= Task prompt =
Write out all of the records precisely. Skip anything that is a picture.

= Records provided =

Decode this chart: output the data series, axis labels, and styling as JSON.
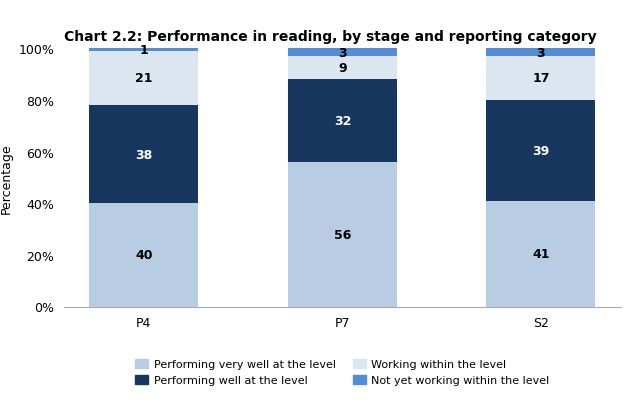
{
  "title": "Chart 2.2: Performance in reading, by stage and reporting category",
  "categories": [
    "P4",
    "P7",
    "S2"
  ],
  "segments": {
    "performing_very_well": [
      40,
      56,
      41
    ],
    "performing_well": [
      38,
      32,
      39
    ],
    "working_within": [
      21,
      9,
      17
    ],
    "not_yet_working": [
      1,
      3,
      3
    ]
  },
  "colors": {
    "performing_very_well": "#b8cce4",
    "performing_well": "#17375e",
    "working_within": "#dce6f1",
    "not_yet_working": "#538dd5"
  },
  "label_colors": {
    "performing_very_well": "black",
    "performing_well": "white",
    "working_within": "black",
    "not_yet_working": "black"
  },
  "legend_labels": [
    "Performing very well at the level",
    "Performing well at the level",
    "Working within the level",
    "Not yet working within the level"
  ],
  "ylabel": "Percentage",
  "ylim": [
    0,
    100
  ],
  "yticks": [
    0,
    20,
    40,
    60,
    80,
    100
  ],
  "ytick_labels": [
    "0%",
    "20%",
    "40%",
    "60%",
    "80%",
    "100%"
  ],
  "background_color": "#ffffff",
  "bar_width": 0.55,
  "title_fontsize": 10,
  "label_fontsize": 9,
  "tick_fontsize": 9,
  "legend_fontsize": 8
}
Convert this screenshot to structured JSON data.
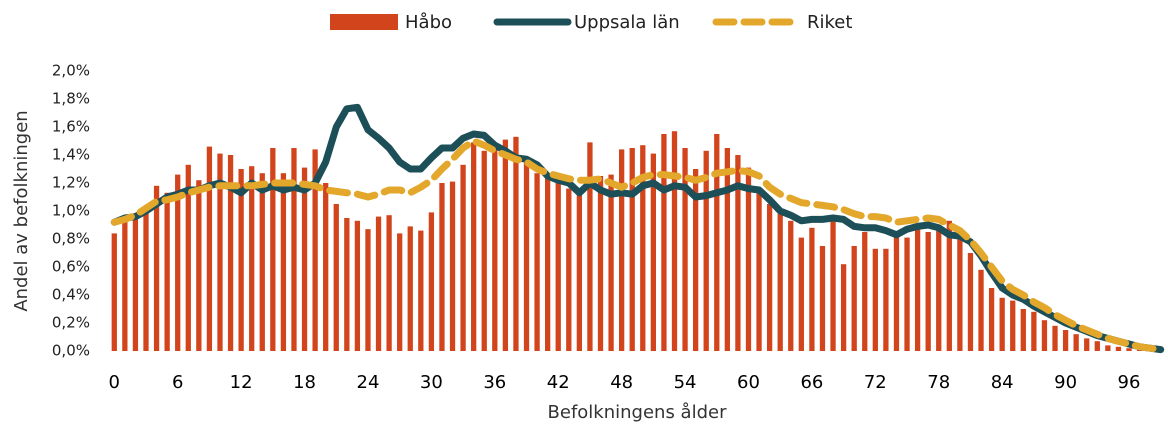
{
  "chart_data": {
    "type": "bar_line",
    "x_label": "Befolkningens ålder",
    "y_label": "Andel av befolkningen",
    "legend": "top",
    "x": [
      0,
      1,
      2,
      3,
      4,
      5,
      6,
      7,
      8,
      9,
      10,
      11,
      12,
      13,
      14,
      15,
      16,
      17,
      18,
      19,
      20,
      21,
      22,
      23,
      24,
      25,
      26,
      27,
      28,
      29,
      30,
      31,
      32,
      33,
      34,
      35,
      36,
      37,
      38,
      39,
      40,
      41,
      42,
      43,
      44,
      45,
      46,
      47,
      48,
      49,
      50,
      51,
      52,
      53,
      54,
      55,
      56,
      57,
      58,
      59,
      60,
      61,
      62,
      63,
      64,
      65,
      66,
      67,
      68,
      69,
      70,
      71,
      72,
      73,
      74,
      75,
      76,
      77,
      78,
      79,
      80,
      81,
      82,
      83,
      84,
      85,
      86,
      87,
      88,
      89,
      90,
      91,
      92,
      93,
      94,
      95,
      96,
      97,
      98,
      99
    ],
    "xlim": [
      -0.5,
      99.5
    ],
    "xticks": [
      0,
      6,
      12,
      18,
      24,
      30,
      36,
      42,
      48,
      54,
      60,
      66,
      72,
      78,
      84,
      90,
      96
    ],
    "ylim": [
      0,
      2
    ],
    "yticks": [
      {
        "value": 0,
        "label": "0,0%"
      },
      {
        "value": 0.2,
        "label": "0,2%"
      },
      {
        "value": 0.4,
        "label": "0,4%"
      },
      {
        "value": 0.6,
        "label": "0,6%"
      },
      {
        "value": 0.8,
        "label": "0,8%"
      },
      {
        "value": 1.0,
        "label": "1,0%"
      },
      {
        "value": 1.2,
        "label": "1,2%"
      },
      {
        "value": 1.4,
        "label": "1,4%"
      },
      {
        "value": 1.6,
        "label": "1,6%"
      },
      {
        "value": 1.8,
        "label": "1,8%"
      },
      {
        "value": 2.0,
        "label": "2,0%"
      }
    ],
    "series": [
      {
        "name": "Håbo",
        "kind": "bar",
        "color": "#d2441c",
        "values": [
          0.84,
          0.93,
          0.95,
          1.0,
          1.18,
          1.13,
          1.26,
          1.33,
          1.22,
          1.46,
          1.41,
          1.4,
          1.3,
          1.32,
          1.27,
          1.45,
          1.27,
          1.45,
          1.31,
          1.44,
          1.2,
          1.05,
          0.95,
          0.93,
          0.87,
          0.96,
          0.97,
          0.84,
          0.89,
          0.86,
          0.99,
          1.2,
          1.21,
          1.33,
          1.49,
          1.43,
          1.47,
          1.51,
          1.53,
          1.37,
          1.27,
          1.24,
          1.21,
          1.16,
          1.14,
          1.49,
          1.25,
          1.26,
          1.44,
          1.45,
          1.47,
          1.41,
          1.55,
          1.57,
          1.45,
          1.3,
          1.43,
          1.55,
          1.45,
          1.4,
          1.31,
          1.16,
          1.05,
          0.98,
          0.93,
          0.81,
          0.88,
          0.75,
          0.93,
          0.62,
          0.75,
          0.85,
          0.73,
          0.73,
          0.84,
          0.81,
          0.88,
          0.85,
          0.9,
          0.93,
          0.8,
          0.7,
          0.58,
          0.45,
          0.38,
          0.36,
          0.3,
          0.28,
          0.22,
          0.18,
          0.15,
          0.12,
          0.09,
          0.07,
          0.04,
          0.03,
          0.02,
          0.01,
          0.01,
          0.0
        ]
      },
      {
        "name": "Uppsala län",
        "kind": "line",
        "color": "#1d4f58",
        "values": [
          0.92,
          0.95,
          0.96,
          1.0,
          1.05,
          1.1,
          1.12,
          1.15,
          1.15,
          1.18,
          1.2,
          1.17,
          1.13,
          1.2,
          1.15,
          1.18,
          1.15,
          1.17,
          1.15,
          1.2,
          1.35,
          1.6,
          1.73,
          1.74,
          1.58,
          1.52,
          1.45,
          1.35,
          1.3,
          1.3,
          1.38,
          1.45,
          1.45,
          1.52,
          1.55,
          1.54,
          1.47,
          1.43,
          1.38,
          1.37,
          1.33,
          1.25,
          1.22,
          1.2,
          1.13,
          1.2,
          1.15,
          1.12,
          1.13,
          1.12,
          1.18,
          1.2,
          1.15,
          1.18,
          1.17,
          1.1,
          1.11,
          1.13,
          1.15,
          1.18,
          1.16,
          1.15,
          1.08,
          1.0,
          0.97,
          0.93,
          0.94,
          0.94,
          0.95,
          0.94,
          0.89,
          0.88,
          0.88,
          0.86,
          0.83,
          0.87,
          0.89,
          0.9,
          0.88,
          0.83,
          0.82,
          0.78,
          0.68,
          0.56,
          0.45,
          0.4,
          0.37,
          0.32,
          0.28,
          0.24,
          0.2,
          0.17,
          0.14,
          0.11,
          0.09,
          0.07,
          0.05,
          0.03,
          0.02,
          0.01
        ]
      },
      {
        "name": "Riket",
        "kind": "dashed",
        "color": "#e3a82b",
        "values": [
          0.92,
          0.94,
          0.97,
          1.02,
          1.07,
          1.08,
          1.1,
          1.13,
          1.15,
          1.17,
          1.18,
          1.18,
          1.18,
          1.18,
          1.19,
          1.2,
          1.2,
          1.2,
          1.19,
          1.18,
          1.15,
          1.14,
          1.13,
          1.12,
          1.1,
          1.12,
          1.15,
          1.15,
          1.13,
          1.17,
          1.22,
          1.3,
          1.37,
          1.45,
          1.5,
          1.47,
          1.43,
          1.4,
          1.37,
          1.35,
          1.3,
          1.27,
          1.25,
          1.23,
          1.22,
          1.22,
          1.23,
          1.2,
          1.17,
          1.2,
          1.24,
          1.26,
          1.26,
          1.25,
          1.24,
          1.22,
          1.24,
          1.27,
          1.28,
          1.29,
          1.28,
          1.25,
          1.17,
          1.12,
          1.09,
          1.06,
          1.05,
          1.04,
          1.03,
          1.01,
          0.98,
          0.96,
          0.96,
          0.95,
          0.92,
          0.93,
          0.94,
          0.95,
          0.94,
          0.9,
          0.86,
          0.79,
          0.7,
          0.6,
          0.5,
          0.44,
          0.4,
          0.35,
          0.31,
          0.26,
          0.22,
          0.18,
          0.15,
          0.12,
          0.09,
          0.07,
          0.05,
          0.03,
          0.02,
          0.01
        ]
      }
    ]
  }
}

= The response =
Decode this chart: output the data series, axis labels, and styling as JSON.
{
  "title": "Chart 2.2: Performance in reading, by stage and reporting category",
  "categories": [
    "P4",
    "P7",
    "S2"
  ],
  "segments": {
    "performing_very_well": [
      40,
      56,
      41
    ],
    "performing_well": [
      38,
      32,
      39
    ],
    "working_within": [
      21,
      9,
      17
    ],
    "not_yet_working": [
      1,
      3,
      3
    ]
  },
  "colors": {
    "performing_very_well": "#b8cce4",
    "performing_well": "#17375e",
    "working_within": "#dce6f1",
    "not_yet_working": "#538dd5"
  },
  "label_colors": {
    "performing_very_well": "black",
    "performing_well": "white",
    "working_within": "black",
    "not_yet_working": "black"
  },
  "legend_labels": [
    "Performing very well at the level",
    "Performing well at the level",
    "Working within the level",
    "Not yet working within the level"
  ],
  "ylabel": "Percentage",
  "ylim": [
    0,
    100
  ],
  "yticks": [
    0,
    20,
    40,
    60,
    80,
    100
  ],
  "ytick_labels": [
    "0%",
    "20%",
    "40%",
    "60%",
    "80%",
    "100%"
  ],
  "background_color": "#ffffff",
  "bar_width": 0.55,
  "title_fontsize": 10,
  "label_fontsize": 9,
  "tick_fontsize": 9,
  "legend_fontsize": 8
}
Convert this screenshot to structured JSON data.
{
  "chart_data": {
    "type": "bar_line",
    "x_label": "Befolkningens ålder",
    "y_label": "Andel av befolkningen",
    "legend": "top",
    "x": [
      0,
      1,
      2,
      3,
      4,
      5,
      6,
      7,
      8,
      9,
      10,
      11,
      12,
      13,
      14,
      15,
      16,
      17,
      18,
      19,
      20,
      21,
      22,
      23,
      24,
      25,
      26,
      27,
      28,
      29,
      30,
      31,
      32,
      33,
      34,
      35,
      36,
      37,
      38,
      39,
      40,
      41,
      42,
      43,
      44,
      45,
      46,
      47,
      48,
      49,
      50,
      51,
      52,
      53,
      54,
      55,
      56,
      57,
      58,
      59,
      60,
      61,
      62,
      63,
      64,
      65,
      66,
      67,
      68,
      69,
      70,
      71,
      72,
      73,
      74,
      75,
      76,
      77,
      78,
      79,
      80,
      81,
      82,
      83,
      84,
      85,
      86,
      87,
      88,
      89,
      90,
      91,
      92,
      93,
      94,
      95,
      96,
      97,
      98,
      99
    ],
    "xlim": [
      -0.5,
      99.5
    ],
    "xticks": [
      0,
      6,
      12,
      18,
      24,
      30,
      36,
      42,
      48,
      54,
      60,
      66,
      72,
      78,
      84,
      90,
      96
    ],
    "ylim": [
      0,
      2
    ],
    "yticks": [
      {
        "value": 0,
        "label": "0,0%"
      },
      {
        "value": 0.2,
        "label": "0,2%"
      },
      {
        "value": 0.4,
        "label": "0,4%"
      },
      {
        "value": 0.6,
        "label": "0,6%"
      },
      {
        "value": 0.8,
        "label": "0,8%"
      },
      {
        "value": 1.0,
        "label": "1,0%"
      },
      {
        "value": 1.2,
        "label": "1,2%"
      },
      {
        "value": 1.4,
        "label": "1,4%"
      },
      {
        "value": 1.6,
        "label": "1,6%"
      },
      {
        "value": 1.8,
        "label": "1,8%"
      },
      {
        "value": 2.0,
        "label": "2,0%"
      }
    ],
    "series": [
      {
        "name": "Håbo",
        "kind": "bar",
        "color": "#d2441c",
        "values": [
          0.84,
          0.93,
          0.95,
          1.0,
          1.18,
          1.13,
          1.26,
          1.33,
          1.22,
          1.46,
          1.41,
          1.4,
          1.3,
          1.32,
          1.27,
          1.45,
          1.27,
          1.45,
          1.31,
          1.44,
          1.2,
          1.05,
          0.95,
          0.93,
          0.87,
          0.96,
          0.97,
          0.84,
          0.89,
          0.86,
          0.99,
          1.2,
          1.21,
          1.33,
          1.49,
          1.43,
          1.47,
          1.51,
          1.53,
          1.37,
          1.27,
          1.24,
          1.21,
          1.16,
          1.14,
          1.49,
          1.25,
          1.26,
          1.44,
          1.45,
          1.47,
          1.41,
          1.55,
          1.57,
          1.45,
          1.3,
          1.43,
          1.55,
          1.45,
          1.4,
          1.31,
          1.16,
          1.05,
          0.98,
          0.93,
          0.81,
          0.88,
          0.75,
          0.93,
          0.62,
          0.75,
          0.85,
          0.73,
          0.73,
          0.84,
          0.81,
          0.88,
          0.85,
          0.9,
          0.93,
          0.8,
          0.7,
          0.58,
          0.45,
          0.38,
          0.36,
          0.3,
          0.28,
          0.22,
          0.18,
          0.15,
          0.12,
          0.09,
          0.07,
          0.04,
          0.03,
          0.02,
          0.01,
          0.01,
          0.0
        ]
      },
      {
        "name": "Uppsala län",
        "kind": "line",
        "color": "#1d4f58",
        "values": [
          0.92,
          0.95,
          0.96,
          1.0,
          1.05,
          1.1,
          1.12,
          1.15,
          1.15,
          1.18,
          1.2,
          1.17,
          1.13,
          1.2,
          1.15,
          1.18,
          1.15,
          1.17,
          1.15,
          1.2,
          1.35,
          1.6,
          1.73,
          1.74,
          1.58,
          1.52,
          1.45,
          1.35,
          1.3,
          1.3,
          1.38,
          1.45,
          1.45,
          1.52,
          1.55,
          1.54,
          1.47,
          1.43,
          1.38,
          1.37,
          1.33,
          1.25,
          1.22,
          1.2,
          1.13,
          1.2,
          1.15,
          1.12,
          1.13,
          1.12,
          1.18,
          1.2,
          1.15,
          1.18,
          1.17,
          1.1,
          1.11,
          1.13,
          1.15,
          1.18,
          1.16,
          1.15,
          1.08,
          1.0,
          0.97,
          0.93,
          0.94,
          0.94,
          0.95,
          0.94,
          0.89,
          0.88,
          0.88,
          0.86,
          0.83,
          0.87,
          0.89,
          0.9,
          0.88,
          0.83,
          0.82,
          0.78,
          0.68,
          0.56,
          0.45,
          0.4,
          0.37,
          0.32,
          0.28,
          0.24,
          0.2,
          0.17,
          0.14,
          0.11,
          0.09,
          0.07,
          0.05,
          0.03,
          0.02,
          0.01
        ]
      },
      {
        "name": "Riket",
        "kind": "dashed",
        "color": "#e3a82b",
        "values": [
          0.92,
          0.94,
          0.97,
          1.02,
          1.07,
          1.08,
          1.1,
          1.13,
          1.15,
          1.17,
          1.18,
          1.18,
          1.18,
          1.18,
          1.19,
          1.2,
          1.2,
          1.2,
          1.19,
          1.18,
          1.15,
          1.14,
          1.13,
          1.12,
          1.1,
          1.12,
          1.15,
          1.15,
          1.13,
          1.17,
          1.22,
          1.3,
          1.37,
          1.45,
          1.5,
          1.47,
          1.43,
          1.4,
          1.37,
          1.35,
          1.3,
          1.27,
          1.25,
          1.23,
          1.22,
          1.22,
          1.23,
          1.2,
          1.17,
          1.2,
          1.24,
          1.26,
          1.26,
          1.25,
          1.24,
          1.22,
          1.24,
          1.27,
          1.28,
          1.29,
          1.28,
          1.25,
          1.17,
          1.12,
          1.09,
          1.06,
          1.05,
          1.04,
          1.03,
          1.01,
          0.98,
          0.96,
          0.96,
          0.95,
          0.92,
          0.93,
          0.94,
          0.95,
          0.94,
          0.9,
          0.86,
          0.79,
          0.7,
          0.6,
          0.5,
          0.44,
          0.4,
          0.35,
          0.31,
          0.26,
          0.22,
          0.18,
          0.15,
          0.12,
          0.09,
          0.07,
          0.05,
          0.03,
          0.02,
          0.01
        ]
      }
    ]
  }
}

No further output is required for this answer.